Required task: Every record here should be printed again exactly.

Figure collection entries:
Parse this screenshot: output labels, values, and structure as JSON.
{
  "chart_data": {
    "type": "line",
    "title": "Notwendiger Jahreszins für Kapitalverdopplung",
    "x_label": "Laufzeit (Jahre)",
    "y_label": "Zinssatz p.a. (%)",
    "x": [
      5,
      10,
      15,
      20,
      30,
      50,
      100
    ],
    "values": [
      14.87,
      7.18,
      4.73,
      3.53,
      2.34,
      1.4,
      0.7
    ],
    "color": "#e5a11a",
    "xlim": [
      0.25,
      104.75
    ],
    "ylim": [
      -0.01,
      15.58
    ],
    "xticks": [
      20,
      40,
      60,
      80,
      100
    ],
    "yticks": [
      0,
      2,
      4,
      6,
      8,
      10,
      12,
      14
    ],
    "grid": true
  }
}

Answer to this task:
Parse this screenshot: output labels, values, and structure as JSON.
{
  "chart_data": {
    "type": "line",
    "title": "Notwendiger Jahreszins für Kapitalverdopplung",
    "x_label": "Laufzeit (Jahre)",
    "y_label": "Zinssatz p.a. (%)",
    "x": [
      5,
      10,
      15,
      20,
      30,
      50,
      100
    ],
    "values": [
      14.87,
      7.18,
      4.73,
      3.53,
      2.34,
      1.4,
      0.7
    ],
    "color": "#e5a11a",
    "xlim": [
      0.25,
      104.75
    ],
    "ylim": [
      -0.01,
      15.58
    ],
    "xticks": [
      20,
      40,
      60,
      80,
      100
    ],
    "yticks": [
      0,
      2,
      4,
      6,
      8,
      10,
      12,
      14
    ],
    "grid": true
  }
}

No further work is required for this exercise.